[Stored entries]
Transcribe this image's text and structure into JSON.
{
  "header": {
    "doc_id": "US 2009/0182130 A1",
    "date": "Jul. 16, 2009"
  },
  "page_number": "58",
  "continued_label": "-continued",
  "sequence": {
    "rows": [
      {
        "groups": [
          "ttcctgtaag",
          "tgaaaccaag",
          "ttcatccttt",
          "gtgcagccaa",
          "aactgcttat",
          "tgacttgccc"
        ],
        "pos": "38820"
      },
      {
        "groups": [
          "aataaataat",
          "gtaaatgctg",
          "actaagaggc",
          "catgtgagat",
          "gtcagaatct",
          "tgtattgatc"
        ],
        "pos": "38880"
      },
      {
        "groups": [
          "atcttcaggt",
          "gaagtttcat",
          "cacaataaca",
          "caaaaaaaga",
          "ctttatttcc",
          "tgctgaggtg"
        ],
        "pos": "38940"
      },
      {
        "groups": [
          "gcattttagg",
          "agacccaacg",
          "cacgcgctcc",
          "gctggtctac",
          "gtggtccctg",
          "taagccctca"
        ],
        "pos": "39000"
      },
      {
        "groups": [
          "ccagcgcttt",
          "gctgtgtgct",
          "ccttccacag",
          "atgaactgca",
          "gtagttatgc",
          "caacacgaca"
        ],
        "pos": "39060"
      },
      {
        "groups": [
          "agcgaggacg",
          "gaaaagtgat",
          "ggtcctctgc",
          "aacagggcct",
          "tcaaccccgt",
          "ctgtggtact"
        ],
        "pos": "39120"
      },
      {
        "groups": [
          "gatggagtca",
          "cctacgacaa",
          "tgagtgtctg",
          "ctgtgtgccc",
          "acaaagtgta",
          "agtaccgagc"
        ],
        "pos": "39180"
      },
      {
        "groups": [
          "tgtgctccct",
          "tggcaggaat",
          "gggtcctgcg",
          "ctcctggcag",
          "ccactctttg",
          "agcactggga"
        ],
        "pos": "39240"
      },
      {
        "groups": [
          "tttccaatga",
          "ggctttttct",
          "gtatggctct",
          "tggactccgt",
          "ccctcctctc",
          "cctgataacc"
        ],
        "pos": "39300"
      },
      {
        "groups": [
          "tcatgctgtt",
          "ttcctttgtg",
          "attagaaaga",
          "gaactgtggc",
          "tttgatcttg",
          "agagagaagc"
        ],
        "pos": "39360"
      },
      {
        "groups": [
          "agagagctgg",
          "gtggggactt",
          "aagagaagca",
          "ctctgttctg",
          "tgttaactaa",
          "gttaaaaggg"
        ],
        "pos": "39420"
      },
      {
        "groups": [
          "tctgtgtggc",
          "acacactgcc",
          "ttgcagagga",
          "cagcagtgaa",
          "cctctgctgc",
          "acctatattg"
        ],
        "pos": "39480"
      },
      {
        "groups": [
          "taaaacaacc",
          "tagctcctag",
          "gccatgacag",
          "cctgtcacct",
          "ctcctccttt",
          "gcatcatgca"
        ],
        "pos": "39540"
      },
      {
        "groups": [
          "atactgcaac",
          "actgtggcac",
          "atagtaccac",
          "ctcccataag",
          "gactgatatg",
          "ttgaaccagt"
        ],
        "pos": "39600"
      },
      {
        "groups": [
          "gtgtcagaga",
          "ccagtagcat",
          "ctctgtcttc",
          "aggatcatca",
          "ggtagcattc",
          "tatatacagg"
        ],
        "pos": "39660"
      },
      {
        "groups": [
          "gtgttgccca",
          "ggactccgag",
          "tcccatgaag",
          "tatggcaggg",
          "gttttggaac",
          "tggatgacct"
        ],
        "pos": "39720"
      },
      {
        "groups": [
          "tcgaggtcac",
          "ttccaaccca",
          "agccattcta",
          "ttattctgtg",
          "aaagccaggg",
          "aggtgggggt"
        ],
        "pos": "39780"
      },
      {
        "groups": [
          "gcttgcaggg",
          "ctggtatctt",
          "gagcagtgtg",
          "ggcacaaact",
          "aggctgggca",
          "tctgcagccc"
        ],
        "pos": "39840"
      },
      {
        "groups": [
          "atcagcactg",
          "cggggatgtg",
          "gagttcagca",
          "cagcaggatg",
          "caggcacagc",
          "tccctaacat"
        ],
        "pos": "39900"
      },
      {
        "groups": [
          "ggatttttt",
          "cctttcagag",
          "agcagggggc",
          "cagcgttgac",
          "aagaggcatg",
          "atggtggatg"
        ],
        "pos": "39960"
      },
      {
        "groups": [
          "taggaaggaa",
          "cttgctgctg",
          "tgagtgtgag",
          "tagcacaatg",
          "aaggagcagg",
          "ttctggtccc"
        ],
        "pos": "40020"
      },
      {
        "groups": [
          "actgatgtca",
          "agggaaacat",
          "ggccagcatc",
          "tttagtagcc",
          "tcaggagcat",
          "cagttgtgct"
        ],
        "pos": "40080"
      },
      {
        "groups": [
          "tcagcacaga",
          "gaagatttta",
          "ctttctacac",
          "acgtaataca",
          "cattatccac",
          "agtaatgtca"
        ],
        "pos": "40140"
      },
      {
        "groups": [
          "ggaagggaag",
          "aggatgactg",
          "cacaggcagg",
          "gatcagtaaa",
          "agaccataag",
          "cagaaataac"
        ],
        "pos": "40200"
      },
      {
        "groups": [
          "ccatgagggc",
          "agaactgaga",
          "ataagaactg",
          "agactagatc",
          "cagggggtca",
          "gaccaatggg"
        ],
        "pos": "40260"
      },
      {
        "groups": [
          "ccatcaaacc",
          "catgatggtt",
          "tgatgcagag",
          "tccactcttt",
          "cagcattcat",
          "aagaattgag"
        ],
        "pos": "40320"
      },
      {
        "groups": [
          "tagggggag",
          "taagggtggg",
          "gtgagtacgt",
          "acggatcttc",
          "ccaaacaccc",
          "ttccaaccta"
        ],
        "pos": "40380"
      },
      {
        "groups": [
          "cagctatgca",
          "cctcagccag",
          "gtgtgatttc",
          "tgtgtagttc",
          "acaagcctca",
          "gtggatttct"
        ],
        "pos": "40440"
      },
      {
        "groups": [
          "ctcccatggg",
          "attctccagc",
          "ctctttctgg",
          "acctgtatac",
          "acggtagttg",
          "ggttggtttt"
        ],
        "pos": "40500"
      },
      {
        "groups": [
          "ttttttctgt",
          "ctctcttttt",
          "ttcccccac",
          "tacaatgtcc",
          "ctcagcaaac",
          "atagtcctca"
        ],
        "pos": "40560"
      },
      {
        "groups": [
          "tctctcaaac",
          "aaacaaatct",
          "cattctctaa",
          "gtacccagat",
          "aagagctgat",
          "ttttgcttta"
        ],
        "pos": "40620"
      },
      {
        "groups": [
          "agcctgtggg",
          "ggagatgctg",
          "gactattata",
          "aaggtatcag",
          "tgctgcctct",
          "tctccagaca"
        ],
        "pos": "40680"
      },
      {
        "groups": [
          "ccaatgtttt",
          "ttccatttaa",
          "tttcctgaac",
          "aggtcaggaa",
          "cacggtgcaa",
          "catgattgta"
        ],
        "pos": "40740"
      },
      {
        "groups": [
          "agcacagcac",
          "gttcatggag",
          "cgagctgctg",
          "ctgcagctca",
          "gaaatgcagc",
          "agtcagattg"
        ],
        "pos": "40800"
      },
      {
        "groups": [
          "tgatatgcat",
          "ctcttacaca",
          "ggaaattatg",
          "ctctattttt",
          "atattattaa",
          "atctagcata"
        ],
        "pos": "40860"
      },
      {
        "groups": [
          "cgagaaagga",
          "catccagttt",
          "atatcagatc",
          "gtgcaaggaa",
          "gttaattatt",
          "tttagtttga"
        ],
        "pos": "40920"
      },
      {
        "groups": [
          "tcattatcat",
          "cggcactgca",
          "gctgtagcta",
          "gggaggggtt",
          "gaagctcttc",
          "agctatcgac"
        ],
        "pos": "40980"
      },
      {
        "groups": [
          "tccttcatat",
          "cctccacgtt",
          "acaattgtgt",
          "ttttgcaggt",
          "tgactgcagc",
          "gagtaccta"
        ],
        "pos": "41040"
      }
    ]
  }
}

--

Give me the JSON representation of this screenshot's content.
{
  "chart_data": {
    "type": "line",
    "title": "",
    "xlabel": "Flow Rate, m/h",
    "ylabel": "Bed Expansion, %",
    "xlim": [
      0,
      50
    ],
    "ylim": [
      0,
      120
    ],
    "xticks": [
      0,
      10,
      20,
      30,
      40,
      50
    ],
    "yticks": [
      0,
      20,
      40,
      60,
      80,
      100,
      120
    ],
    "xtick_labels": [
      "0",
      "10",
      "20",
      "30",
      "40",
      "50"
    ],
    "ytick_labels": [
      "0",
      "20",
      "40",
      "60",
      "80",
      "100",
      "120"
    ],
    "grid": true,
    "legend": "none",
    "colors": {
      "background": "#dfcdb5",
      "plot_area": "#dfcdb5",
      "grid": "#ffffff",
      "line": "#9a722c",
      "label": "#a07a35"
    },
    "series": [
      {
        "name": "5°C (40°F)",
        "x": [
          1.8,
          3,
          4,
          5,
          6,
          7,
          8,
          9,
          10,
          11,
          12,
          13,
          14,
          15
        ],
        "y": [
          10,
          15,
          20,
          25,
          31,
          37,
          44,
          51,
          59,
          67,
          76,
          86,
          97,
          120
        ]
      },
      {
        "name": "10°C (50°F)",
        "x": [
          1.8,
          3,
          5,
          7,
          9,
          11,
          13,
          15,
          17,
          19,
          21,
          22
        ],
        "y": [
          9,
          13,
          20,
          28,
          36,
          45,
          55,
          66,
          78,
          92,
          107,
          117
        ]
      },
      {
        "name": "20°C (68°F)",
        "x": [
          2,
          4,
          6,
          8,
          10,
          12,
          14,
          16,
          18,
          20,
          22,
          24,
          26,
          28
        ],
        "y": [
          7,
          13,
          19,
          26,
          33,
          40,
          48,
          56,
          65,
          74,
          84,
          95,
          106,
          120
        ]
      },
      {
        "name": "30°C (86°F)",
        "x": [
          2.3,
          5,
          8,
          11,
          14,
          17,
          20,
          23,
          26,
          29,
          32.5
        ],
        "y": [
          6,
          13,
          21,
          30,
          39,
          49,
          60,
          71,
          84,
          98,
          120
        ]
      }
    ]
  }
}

| GIVEN PROBLEM |
Find the word "name" in the records and pull out each line that has it.

| ANSWER TO THIS TASK |
        "name": "5°C (40°F)",
        "name": "10°C (50°F)",
        "name": "20°C (68°F)",
        "name": "30°C (86°F)",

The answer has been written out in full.